Provided records:
— Start —
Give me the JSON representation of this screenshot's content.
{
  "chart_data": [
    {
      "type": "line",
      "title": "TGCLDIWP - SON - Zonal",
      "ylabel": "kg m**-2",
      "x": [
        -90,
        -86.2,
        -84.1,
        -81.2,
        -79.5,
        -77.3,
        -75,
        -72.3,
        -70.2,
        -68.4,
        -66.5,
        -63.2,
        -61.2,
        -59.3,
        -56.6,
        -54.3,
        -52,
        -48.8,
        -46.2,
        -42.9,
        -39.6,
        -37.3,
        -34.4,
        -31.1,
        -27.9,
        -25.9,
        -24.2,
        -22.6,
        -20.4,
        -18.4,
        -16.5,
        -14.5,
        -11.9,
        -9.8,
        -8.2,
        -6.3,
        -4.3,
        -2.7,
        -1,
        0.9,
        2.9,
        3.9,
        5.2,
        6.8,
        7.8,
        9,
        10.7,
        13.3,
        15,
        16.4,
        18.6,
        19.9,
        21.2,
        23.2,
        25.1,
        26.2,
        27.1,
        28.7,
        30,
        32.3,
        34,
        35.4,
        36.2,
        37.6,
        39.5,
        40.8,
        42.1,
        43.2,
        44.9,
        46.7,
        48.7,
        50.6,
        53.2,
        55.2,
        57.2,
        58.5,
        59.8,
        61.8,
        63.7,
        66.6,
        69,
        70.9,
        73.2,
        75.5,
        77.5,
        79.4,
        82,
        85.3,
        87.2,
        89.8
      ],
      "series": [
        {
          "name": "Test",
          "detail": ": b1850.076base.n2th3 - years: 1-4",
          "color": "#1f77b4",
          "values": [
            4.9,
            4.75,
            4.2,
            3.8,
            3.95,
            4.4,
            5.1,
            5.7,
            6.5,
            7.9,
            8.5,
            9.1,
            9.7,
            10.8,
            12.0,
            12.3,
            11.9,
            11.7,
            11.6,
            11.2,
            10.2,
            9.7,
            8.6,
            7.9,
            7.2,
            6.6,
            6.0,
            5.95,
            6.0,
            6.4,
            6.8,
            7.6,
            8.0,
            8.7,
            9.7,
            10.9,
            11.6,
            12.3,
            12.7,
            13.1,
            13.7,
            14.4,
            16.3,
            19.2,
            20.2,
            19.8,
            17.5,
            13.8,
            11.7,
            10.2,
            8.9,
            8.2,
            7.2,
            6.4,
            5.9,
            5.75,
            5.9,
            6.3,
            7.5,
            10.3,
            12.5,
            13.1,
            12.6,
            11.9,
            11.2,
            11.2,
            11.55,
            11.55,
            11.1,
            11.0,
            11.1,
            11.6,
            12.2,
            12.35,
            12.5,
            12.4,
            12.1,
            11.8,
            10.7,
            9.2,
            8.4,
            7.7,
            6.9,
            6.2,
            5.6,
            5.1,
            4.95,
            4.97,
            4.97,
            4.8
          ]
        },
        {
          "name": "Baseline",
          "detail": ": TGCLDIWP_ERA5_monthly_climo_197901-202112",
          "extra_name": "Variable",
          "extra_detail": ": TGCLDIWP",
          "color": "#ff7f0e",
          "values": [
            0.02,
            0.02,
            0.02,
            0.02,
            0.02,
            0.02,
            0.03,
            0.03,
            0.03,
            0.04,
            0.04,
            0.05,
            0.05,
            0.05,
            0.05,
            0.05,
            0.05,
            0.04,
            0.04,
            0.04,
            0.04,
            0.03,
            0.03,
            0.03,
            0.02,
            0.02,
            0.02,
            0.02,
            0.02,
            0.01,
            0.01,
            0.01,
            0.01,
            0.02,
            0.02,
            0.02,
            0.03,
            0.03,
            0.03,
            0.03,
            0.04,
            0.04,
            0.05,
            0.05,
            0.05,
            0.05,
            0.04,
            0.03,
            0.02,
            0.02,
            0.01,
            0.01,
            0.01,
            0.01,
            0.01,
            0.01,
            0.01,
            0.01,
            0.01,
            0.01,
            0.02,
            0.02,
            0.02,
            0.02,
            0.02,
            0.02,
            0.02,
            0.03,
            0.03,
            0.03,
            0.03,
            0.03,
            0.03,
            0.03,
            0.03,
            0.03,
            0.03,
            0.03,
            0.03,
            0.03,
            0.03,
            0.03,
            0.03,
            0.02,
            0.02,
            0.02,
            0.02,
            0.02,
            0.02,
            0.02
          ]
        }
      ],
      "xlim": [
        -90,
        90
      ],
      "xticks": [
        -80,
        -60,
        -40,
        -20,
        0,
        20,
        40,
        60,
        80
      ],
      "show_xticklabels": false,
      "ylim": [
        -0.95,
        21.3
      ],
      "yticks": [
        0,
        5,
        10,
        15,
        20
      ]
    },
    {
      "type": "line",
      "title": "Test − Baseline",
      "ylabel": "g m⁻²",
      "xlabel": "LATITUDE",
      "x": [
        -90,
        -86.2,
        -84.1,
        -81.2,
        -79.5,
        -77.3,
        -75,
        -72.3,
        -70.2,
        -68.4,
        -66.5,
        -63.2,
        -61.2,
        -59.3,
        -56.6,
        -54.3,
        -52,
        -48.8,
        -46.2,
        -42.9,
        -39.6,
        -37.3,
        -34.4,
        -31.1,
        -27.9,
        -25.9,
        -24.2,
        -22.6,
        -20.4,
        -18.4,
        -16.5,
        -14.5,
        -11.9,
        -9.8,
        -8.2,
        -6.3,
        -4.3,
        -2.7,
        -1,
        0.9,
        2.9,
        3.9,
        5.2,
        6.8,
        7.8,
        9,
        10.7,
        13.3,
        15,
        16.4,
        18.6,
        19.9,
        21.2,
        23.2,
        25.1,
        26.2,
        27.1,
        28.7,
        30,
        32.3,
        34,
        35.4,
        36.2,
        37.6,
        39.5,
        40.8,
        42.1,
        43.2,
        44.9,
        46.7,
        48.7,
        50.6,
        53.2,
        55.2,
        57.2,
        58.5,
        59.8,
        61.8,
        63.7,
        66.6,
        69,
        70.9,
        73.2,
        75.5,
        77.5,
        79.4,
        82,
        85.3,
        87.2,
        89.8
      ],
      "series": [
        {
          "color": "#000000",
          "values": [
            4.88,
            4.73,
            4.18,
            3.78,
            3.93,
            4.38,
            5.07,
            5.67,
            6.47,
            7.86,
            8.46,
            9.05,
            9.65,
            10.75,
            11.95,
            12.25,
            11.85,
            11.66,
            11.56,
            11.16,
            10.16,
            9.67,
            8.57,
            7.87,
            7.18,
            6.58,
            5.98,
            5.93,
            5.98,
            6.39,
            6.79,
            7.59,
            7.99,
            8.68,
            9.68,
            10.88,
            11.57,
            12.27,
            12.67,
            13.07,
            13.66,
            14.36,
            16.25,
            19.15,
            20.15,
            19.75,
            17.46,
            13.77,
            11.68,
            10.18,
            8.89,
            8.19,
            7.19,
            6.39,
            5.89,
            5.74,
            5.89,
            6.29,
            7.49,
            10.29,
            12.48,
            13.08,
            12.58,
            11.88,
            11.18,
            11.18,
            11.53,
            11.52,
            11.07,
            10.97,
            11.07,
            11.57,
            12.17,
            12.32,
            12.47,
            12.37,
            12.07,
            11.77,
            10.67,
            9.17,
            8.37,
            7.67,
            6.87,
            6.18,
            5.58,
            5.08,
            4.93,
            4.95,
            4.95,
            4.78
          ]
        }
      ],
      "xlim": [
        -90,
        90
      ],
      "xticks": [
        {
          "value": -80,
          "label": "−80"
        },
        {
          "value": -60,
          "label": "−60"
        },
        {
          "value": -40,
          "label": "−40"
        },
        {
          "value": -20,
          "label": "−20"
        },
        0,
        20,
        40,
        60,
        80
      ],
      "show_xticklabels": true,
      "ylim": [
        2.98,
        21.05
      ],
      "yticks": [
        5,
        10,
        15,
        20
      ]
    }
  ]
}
— End —
Set exercise:
Repeat the whole listing exactly, keeping every line intact.

Response:
Give me the JSON representation of this screenshot's content.
{
  "chart_data": [
    {
      "type": "line",
      "title": "TGCLDIWP - SON - Zonal",
      "ylabel": "kg m**-2",
      "x": [
        -90,
        -86.2,
        -84.1,
        -81.2,
        -79.5,
        -77.3,
        -75,
        -72.3,
        -70.2,
        -68.4,
        -66.5,
        -63.2,
        -61.2,
        -59.3,
        -56.6,
        -54.3,
        -52,
        -48.8,
        -46.2,
        -42.9,
        -39.6,
        -37.3,
        -34.4,
        -31.1,
        -27.9,
        -25.9,
        -24.2,
        -22.6,
        -20.4,
        -18.4,
        -16.5,
        -14.5,
        -11.9,
        -9.8,
        -8.2,
        -6.3,
        -4.3,
        -2.7,
        -1,
        0.9,
        2.9,
        3.9,
        5.2,
        6.8,
        7.8,
        9,
        10.7,
        13.3,
        15,
        16.4,
        18.6,
        19.9,
        21.2,
        23.2,
        25.1,
        26.2,
        27.1,
        28.7,
        30,
        32.3,
        34,
        35.4,
        36.2,
        37.6,
        39.5,
        40.8,
        42.1,
        43.2,
        44.9,
        46.7,
        48.7,
        50.6,
        53.2,
        55.2,
        57.2,
        58.5,
        59.8,
        61.8,
        63.7,
        66.6,
        69,
        70.9,
        73.2,
        75.5,
        77.5,
        79.4,
        82,
        85.3,
        87.2,
        89.8
      ],
      "series": [
        {
          "name": "Test",
          "detail": ": b1850.076base.n2th3 - years: 1-4",
          "color": "#1f77b4",
          "values": [
            4.9,
            4.75,
            4.2,
            3.8,
            3.95,
            4.4,
            5.1,
            5.7,
            6.5,
            7.9,
            8.5,
            9.1,
            9.7,
            10.8,
            12.0,
            12.3,
            11.9,
            11.7,
            11.6,
            11.2,
            10.2,
            9.7,
            8.6,
            7.9,
            7.2,
            6.6,
            6.0,
            5.95,
            6.0,
            6.4,
            6.8,
            7.6,
            8.0,
            8.7,
            9.7,
            10.9,
            11.6,
            12.3,
            12.7,
            13.1,
            13.7,
            14.4,
            16.3,
            19.2,
            20.2,
            19.8,
            17.5,
            13.8,
            11.7,
            10.2,
            8.9,
            8.2,
            7.2,
            6.4,
            5.9,
            5.75,
            5.9,
            6.3,
            7.5,
            10.3,
            12.5,
            13.1,
            12.6,
            11.9,
            11.2,
            11.2,
            11.55,
            11.55,
            11.1,
            11.0,
            11.1,
            11.6,
            12.2,
            12.35,
            12.5,
            12.4,
            12.1,
            11.8,
            10.7,
            9.2,
            8.4,
            7.7,
            6.9,
            6.2,
            5.6,
            5.1,
            4.95,
            4.97,
            4.97,
            4.8
          ]
        },
        {
          "name": "Baseline",
          "detail": ": TGCLDIWP_ERA5_monthly_climo_197901-202112",
          "extra_name": "Variable",
          "extra_detail": ": TGCLDIWP",
          "color": "#ff7f0e",
          "values": [
            0.02,
            0.02,
            0.02,
            0.02,
            0.02,
            0.02,
            0.03,
            0.03,
            0.03,
            0.04,
            0.04,
            0.05,
            0.05,
            0.05,
            0.05,
            0.05,
            0.05,
            0.04,
            0.04,
            0.04,
            0.04,
            0.03,
            0.03,
            0.03,
            0.02,
            0.02,
            0.02,
            0.02,
            0.02,
            0.01,
            0.01,
            0.01,
            0.01,
            0.02,
            0.02,
            0.02,
            0.03,
            0.03,
            0.03,
            0.03,
            0.04,
            0.04,
            0.05,
            0.05,
            0.05,
            0.05,
            0.04,
            0.03,
            0.02,
            0.02,
            0.01,
            0.01,
            0.01,
            0.01,
            0.01,
            0.01,
            0.01,
            0.01,
            0.01,
            0.01,
            0.02,
            0.02,
            0.02,
            0.02,
            0.02,
            0.02,
            0.02,
            0.03,
            0.03,
            0.03,
            0.03,
            0.03,
            0.03,
            0.03,
            0.03,
            0.03,
            0.03,
            0.03,
            0.03,
            0.03,
            0.03,
            0.03,
            0.03,
            0.02,
            0.02,
            0.02,
            0.02,
            0.02,
            0.02,
            0.02
          ]
        }
      ],
      "xlim": [
        -90,
        90
      ],
      "xticks": [
        -80,
        -60,
        -40,
        -20,
        0,
        20,
        40,
        60,
        80
      ],
      "show_xticklabels": false,
      "ylim": [
        -0.95,
        21.3
      ],
      "yticks": [
        0,
        5,
        10,
        15,
        20
      ]
    },
    {
      "type": "line",
      "title": "Test − Baseline",
      "ylabel": "g m⁻²",
      "xlabel": "LATITUDE",
      "x": [
        -90,
        -86.2,
        -84.1,
        -81.2,
        -79.5,
        -77.3,
        -75,
        -72.3,
        -70.2,
        -68.4,
        -66.5,
        -63.2,
        -61.2,
        -59.3,
        -56.6,
        -54.3,
        -52,
        -48.8,
        -46.2,
        -42.9,
        -39.6,
        -37.3,
        -34.4,
        -31.1,
        -27.9,
        -25.9,
        -24.2,
        -22.6,
        -20.4,
        -18.4,
        -16.5,
        -14.5,
        -11.9,
        -9.8,
        -8.2,
        -6.3,
        -4.3,
        -2.7,
        -1,
        0.9,
        2.9,
        3.9,
        5.2,
        6.8,
        7.8,
        9,
        10.7,
        13.3,
        15,
        16.4,
        18.6,
        19.9,
        21.2,
        23.2,
        25.1,
        26.2,
        27.1,
        28.7,
        30,
        32.3,
        34,
        35.4,
        36.2,
        37.6,
        39.5,
        40.8,
        42.1,
        43.2,
        44.9,
        46.7,
        48.7,
        50.6,
        53.2,
        55.2,
        57.2,
        58.5,
        59.8,
        61.8,
        63.7,
        66.6,
        69,
        70.9,
        73.2,
        75.5,
        77.5,
        79.4,
        82,
        85.3,
        87.2,
        89.8
      ],
      "series": [
        {
          "color": "#000000",
          "values": [
            4.88,
            4.73,
            4.18,
            3.78,
            3.93,
            4.38,
            5.07,
            5.67,
            6.47,
            7.86,
            8.46,
            9.05,
            9.65,
            10.75,
            11.95,
            12.25,
            11.85,
            11.66,
            11.56,
            11.16,
            10.16,
            9.67,
            8.57,
            7.87,
            7.18,
            6.58,
            5.98,
            5.93,
            5.98,
            6.39,
            6.79,
            7.59,
            7.99,
            8.68,
            9.68,
            10.88,
            11.57,
            12.27,
            12.67,
            13.07,
            13.66,
            14.36,
            16.25,
            19.15,
            20.15,
            19.75,
            17.46,
            13.77,
            11.68,
            10.18,
            8.89,
            8.19,
            7.19,
            6.39,
            5.89,
            5.74,
            5.89,
            6.29,
            7.49,
            10.29,
            12.48,
            13.08,
            12.58,
            11.88,
            11.18,
            11.18,
            11.53,
            11.52,
            11.07,
            10.97,
            11.07,
            11.57,
            12.17,
            12.32,
            12.47,
            12.37,
            12.07,
            11.77,
            10.67,
            9.17,
            8.37,
            7.67,
            6.87,
            6.18,
            5.58,
            5.08,
            4.93,
            4.95,
            4.95,
            4.78
          ]
        }
      ],
      "xlim": [
        -90,
        90
      ],
      "xticks": [
        {
          "value": -80,
          "label": "−80"
        },
        {
          "value": -60,
          "label": "−60"
        },
        {
          "value": -40,
          "label": "−40"
        },
        {
          "value": -20,
          "label": "−20"
        },
        0,
        20,
        40,
        60,
        80
      ],
      "show_xticklabels": true,
      "ylim": [
        2.98,
        21.05
      ],
      "yticks": [
        5,
        10,
        15,
        20
      ]
    }
  ]
}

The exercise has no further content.